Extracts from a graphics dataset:

--- Start ---

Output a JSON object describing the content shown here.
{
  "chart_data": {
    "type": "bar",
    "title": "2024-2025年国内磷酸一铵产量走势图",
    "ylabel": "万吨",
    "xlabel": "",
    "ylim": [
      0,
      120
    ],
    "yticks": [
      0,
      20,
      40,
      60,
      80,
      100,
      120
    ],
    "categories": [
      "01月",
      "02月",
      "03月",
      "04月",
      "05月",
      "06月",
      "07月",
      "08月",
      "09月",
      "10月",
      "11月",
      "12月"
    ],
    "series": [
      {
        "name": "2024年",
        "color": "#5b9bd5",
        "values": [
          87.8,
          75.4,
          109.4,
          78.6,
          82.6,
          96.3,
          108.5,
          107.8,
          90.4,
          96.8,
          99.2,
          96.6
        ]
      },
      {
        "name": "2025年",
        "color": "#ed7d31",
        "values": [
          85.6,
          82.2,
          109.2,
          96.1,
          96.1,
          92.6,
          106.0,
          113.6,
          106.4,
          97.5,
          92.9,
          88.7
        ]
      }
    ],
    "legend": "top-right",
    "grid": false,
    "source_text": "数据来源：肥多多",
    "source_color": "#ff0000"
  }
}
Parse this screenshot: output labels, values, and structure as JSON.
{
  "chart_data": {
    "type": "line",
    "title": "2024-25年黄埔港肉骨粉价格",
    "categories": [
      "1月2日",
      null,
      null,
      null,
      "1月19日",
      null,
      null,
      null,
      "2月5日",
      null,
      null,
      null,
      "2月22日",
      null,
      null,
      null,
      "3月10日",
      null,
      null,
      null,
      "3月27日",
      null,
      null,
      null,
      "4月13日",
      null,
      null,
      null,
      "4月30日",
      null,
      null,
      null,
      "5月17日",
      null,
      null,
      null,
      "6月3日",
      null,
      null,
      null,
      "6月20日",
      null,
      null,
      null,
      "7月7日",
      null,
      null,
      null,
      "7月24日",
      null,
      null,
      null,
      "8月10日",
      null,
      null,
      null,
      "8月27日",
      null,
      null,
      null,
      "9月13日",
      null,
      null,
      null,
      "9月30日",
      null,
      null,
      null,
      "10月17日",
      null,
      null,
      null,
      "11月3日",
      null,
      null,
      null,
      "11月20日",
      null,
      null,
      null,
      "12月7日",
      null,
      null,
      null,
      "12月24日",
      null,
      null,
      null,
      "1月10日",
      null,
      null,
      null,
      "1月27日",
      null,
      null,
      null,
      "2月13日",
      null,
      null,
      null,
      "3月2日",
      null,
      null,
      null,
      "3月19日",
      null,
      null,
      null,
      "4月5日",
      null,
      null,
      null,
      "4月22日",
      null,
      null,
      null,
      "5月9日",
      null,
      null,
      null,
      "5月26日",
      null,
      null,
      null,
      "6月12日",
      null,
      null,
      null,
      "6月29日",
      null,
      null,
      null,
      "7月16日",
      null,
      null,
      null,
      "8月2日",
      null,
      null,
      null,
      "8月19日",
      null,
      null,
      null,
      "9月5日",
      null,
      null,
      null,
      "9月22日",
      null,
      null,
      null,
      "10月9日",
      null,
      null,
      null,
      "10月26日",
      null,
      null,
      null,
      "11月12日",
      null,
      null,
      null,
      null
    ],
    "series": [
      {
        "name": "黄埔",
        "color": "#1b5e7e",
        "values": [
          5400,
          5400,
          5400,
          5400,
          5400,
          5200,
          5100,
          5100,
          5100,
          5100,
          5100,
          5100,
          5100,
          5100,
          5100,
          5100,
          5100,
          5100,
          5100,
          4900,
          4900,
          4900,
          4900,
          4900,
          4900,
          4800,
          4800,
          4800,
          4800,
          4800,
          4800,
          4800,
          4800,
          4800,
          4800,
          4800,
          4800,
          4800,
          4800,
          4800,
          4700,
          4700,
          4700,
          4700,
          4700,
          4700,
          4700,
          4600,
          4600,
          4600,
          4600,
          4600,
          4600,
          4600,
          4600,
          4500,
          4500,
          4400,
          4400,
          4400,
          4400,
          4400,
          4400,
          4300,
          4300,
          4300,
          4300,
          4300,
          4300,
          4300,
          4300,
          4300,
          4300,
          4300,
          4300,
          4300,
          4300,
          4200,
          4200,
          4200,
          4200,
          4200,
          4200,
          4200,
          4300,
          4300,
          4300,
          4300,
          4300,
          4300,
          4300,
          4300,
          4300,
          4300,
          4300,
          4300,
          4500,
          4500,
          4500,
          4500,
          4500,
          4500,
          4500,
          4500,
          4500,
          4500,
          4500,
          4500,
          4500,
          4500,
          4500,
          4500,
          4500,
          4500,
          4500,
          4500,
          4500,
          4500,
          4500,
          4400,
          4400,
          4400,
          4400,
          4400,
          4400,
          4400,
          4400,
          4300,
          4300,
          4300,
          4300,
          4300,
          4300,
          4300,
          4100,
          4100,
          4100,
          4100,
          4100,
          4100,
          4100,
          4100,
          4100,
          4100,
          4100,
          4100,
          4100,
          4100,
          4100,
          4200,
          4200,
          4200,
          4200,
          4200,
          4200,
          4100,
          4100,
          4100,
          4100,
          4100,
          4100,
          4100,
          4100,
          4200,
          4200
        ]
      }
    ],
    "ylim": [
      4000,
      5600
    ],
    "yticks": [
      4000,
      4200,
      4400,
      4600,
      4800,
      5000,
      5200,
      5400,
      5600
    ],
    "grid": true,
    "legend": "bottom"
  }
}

--- End ---
--- Start ---

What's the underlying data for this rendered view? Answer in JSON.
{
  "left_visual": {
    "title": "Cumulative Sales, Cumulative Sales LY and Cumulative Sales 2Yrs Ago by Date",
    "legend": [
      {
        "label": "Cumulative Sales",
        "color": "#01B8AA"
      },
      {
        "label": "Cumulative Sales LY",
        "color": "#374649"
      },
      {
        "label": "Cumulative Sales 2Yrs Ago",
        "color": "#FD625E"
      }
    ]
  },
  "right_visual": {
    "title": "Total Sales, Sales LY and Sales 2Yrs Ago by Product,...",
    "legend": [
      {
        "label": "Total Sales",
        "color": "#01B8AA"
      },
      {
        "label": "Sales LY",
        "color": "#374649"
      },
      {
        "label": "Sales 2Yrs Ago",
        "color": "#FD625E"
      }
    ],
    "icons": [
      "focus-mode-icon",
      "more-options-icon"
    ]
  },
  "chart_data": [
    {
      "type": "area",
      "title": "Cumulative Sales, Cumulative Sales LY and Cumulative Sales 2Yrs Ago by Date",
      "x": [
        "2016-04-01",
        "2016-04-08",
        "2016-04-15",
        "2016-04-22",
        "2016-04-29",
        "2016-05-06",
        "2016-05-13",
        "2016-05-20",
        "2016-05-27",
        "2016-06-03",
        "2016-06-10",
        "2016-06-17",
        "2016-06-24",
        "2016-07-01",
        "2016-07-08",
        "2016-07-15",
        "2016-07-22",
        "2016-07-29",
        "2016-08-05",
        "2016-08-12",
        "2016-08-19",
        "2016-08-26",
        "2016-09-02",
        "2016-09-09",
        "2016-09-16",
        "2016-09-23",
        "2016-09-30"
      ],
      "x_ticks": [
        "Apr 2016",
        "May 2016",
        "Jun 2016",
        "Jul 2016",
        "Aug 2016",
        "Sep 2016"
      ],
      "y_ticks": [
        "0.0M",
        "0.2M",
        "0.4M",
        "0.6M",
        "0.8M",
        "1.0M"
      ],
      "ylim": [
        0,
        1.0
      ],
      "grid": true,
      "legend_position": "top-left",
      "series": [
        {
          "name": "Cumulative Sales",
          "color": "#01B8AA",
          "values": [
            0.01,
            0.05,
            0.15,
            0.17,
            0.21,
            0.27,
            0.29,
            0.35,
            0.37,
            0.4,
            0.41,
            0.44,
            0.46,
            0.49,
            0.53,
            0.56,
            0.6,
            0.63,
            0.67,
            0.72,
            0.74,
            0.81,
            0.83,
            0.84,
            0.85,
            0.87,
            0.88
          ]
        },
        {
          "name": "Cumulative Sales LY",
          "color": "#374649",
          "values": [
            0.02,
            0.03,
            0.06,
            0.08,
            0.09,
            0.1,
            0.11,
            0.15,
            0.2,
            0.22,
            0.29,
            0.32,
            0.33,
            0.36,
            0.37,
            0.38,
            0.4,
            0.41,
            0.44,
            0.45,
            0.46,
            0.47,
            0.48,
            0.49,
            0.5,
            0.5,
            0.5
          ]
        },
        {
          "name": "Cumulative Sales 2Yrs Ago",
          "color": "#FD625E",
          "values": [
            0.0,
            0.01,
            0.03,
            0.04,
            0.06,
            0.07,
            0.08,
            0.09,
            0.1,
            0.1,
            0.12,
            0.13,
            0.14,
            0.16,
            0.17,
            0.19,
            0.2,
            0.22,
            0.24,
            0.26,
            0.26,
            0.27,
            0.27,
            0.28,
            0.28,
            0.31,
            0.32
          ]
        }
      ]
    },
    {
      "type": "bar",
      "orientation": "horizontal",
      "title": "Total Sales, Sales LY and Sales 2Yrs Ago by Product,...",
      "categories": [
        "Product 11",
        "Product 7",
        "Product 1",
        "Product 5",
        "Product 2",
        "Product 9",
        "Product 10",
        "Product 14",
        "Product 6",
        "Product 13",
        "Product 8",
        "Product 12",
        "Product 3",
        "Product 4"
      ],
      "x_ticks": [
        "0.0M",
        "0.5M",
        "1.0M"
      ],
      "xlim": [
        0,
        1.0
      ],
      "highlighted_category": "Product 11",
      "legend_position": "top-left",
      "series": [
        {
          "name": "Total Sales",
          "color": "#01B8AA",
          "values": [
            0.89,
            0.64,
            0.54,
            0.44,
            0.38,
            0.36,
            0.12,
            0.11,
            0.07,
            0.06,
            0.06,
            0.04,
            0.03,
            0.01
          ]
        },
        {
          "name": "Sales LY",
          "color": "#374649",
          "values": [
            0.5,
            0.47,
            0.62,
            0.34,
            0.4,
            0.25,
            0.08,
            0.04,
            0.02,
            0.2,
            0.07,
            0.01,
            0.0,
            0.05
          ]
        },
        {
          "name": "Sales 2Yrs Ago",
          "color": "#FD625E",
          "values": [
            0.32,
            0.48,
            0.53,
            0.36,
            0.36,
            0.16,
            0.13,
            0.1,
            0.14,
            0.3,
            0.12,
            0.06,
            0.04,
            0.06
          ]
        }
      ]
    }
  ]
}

--- End ---

▶ Task details
Which lines of the material contain the string "type"? List each of them.

▶ Written solution
    "type": "bar",
    "type": "line",
      "type": "area",
      "type": "bar",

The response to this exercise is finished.